• _Seçilen alıntı_:
-*-
Kemal Tahir…
- Birol Öztürk

- 28 Eyl
- 3 dakikada okunur

Kemal Tahir…
Bu, onun “yazar adı” dır. Yani “mahlası” dır.
Resmi kayıtlarda İsmail Kemalettin Demir’dir ve hepi topu altmış üç sene kalır şu kavanoz dipli dünyada, onun da on iki senesi mahpus; Çankırı, Çorum, Kırşehir ve Malatya cezaevlerinde koca bir on iki sene…
Suçu mu!

Kitap yazmak ve sisteme karşı, sistemin yüzüne yüzüne aykırı aykırı düşünmek ve düşündüğü gibi yaşamaya çalışmak…
Hangi sistem mi?
“Çok uzakta öyle bir yer var” dışındaki tüm sistemler.
“O yerlerde mutluluk var, bölüşülmeye hazır bir hayat var” dışındaki gelmiş geçmiş, evvel ahir tekmil sistemler.
13 Mart 1910 tarihinde doğan Kemal Tahir, 21 Nisan 1973 tarihinde ölür. O, imparatorluğu da emperyalist işgali ve yedi düvele “kapak olan” bağımsızlık savaşını da cumhuriyeti de ve cumhuriyete rağmen askeri darbeleri de gören, yaşayan o müstesna kuşaktandır.
-*-
• _Listelenen öğeler_:

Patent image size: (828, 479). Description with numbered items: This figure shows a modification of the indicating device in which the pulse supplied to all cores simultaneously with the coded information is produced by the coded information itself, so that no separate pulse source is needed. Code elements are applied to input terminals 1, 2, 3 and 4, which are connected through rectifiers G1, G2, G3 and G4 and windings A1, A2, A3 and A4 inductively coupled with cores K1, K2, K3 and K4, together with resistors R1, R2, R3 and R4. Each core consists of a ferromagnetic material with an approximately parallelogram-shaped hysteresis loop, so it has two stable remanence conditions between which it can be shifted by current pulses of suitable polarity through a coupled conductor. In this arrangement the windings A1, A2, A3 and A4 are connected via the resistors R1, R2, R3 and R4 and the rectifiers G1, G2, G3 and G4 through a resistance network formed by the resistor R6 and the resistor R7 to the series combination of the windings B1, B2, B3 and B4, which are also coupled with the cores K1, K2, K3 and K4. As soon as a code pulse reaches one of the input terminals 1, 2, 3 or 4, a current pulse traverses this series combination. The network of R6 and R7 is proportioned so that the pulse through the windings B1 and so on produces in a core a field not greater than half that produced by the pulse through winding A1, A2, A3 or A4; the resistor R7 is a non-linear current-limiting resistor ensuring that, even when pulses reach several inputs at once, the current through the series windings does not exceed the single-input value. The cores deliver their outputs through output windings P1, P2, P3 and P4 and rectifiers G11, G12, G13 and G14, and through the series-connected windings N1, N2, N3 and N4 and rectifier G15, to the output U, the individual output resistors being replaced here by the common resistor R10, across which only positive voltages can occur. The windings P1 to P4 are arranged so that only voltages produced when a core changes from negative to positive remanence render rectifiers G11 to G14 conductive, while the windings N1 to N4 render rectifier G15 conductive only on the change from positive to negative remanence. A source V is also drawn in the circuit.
-*-
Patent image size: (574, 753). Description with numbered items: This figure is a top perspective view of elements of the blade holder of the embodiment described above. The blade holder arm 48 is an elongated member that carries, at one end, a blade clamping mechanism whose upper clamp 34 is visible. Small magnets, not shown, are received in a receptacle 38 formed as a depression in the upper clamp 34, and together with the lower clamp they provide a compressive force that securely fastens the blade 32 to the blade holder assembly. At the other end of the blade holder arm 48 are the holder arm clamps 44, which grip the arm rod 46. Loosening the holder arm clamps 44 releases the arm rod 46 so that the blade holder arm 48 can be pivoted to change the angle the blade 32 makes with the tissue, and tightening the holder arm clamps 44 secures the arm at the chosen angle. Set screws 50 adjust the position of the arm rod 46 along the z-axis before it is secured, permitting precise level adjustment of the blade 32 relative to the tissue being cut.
-*-
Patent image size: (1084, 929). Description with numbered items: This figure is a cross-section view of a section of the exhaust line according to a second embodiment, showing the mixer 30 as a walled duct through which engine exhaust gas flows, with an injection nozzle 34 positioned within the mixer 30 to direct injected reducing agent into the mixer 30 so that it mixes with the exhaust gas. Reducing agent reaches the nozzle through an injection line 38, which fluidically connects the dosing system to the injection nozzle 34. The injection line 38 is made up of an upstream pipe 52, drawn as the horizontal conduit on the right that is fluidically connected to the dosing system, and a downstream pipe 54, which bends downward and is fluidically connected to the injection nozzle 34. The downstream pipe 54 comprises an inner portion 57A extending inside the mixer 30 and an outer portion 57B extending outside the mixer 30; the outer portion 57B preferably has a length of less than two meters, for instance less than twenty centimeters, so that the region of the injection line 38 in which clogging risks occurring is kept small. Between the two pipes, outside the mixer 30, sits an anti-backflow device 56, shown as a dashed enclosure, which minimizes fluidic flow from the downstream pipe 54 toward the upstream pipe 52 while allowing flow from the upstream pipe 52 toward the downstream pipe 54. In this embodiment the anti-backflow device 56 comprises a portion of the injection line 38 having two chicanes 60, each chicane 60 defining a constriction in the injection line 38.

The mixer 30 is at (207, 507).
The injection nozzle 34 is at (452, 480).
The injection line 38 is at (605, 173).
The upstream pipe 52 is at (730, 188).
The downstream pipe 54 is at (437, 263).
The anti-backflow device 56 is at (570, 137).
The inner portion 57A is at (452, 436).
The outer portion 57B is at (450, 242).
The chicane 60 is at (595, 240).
-*-
• _İstenen görevler_:
**a.** Seçilen alıntıya göre Kemal Tahir'in resmi kayıtlardaki adı nedir?
**b.** Aşağıdaki ifadelerin her birinin seçilen alıntıyla uyuşup uyuşmadığını belirtin ve kararınızı dayandırdığınız sözleri alıntıdan aynen aktarın: (i) Kemal Tahir 13 Mart 1910'da doğmuştur. (ii) Kemal Tahir yirmi yıl cezaevinde kalmıştır. (iii) Kemal Tahir'in yattığı cezaevlerinden biri Çorum'dadır.

• _Eksiksiz yanıtlar_:
**a.** İsmail Kemalettin Demir.

**b.**
(i) Evet: "13 Mart 1910 tarihinde doğan Kemal Tahir"
(ii) Hayır: "onun da on iki senesi mahpus"
(iii) Evet: "Çankırı, Çorum, Kırşehir ve Malatya cezaevlerinde"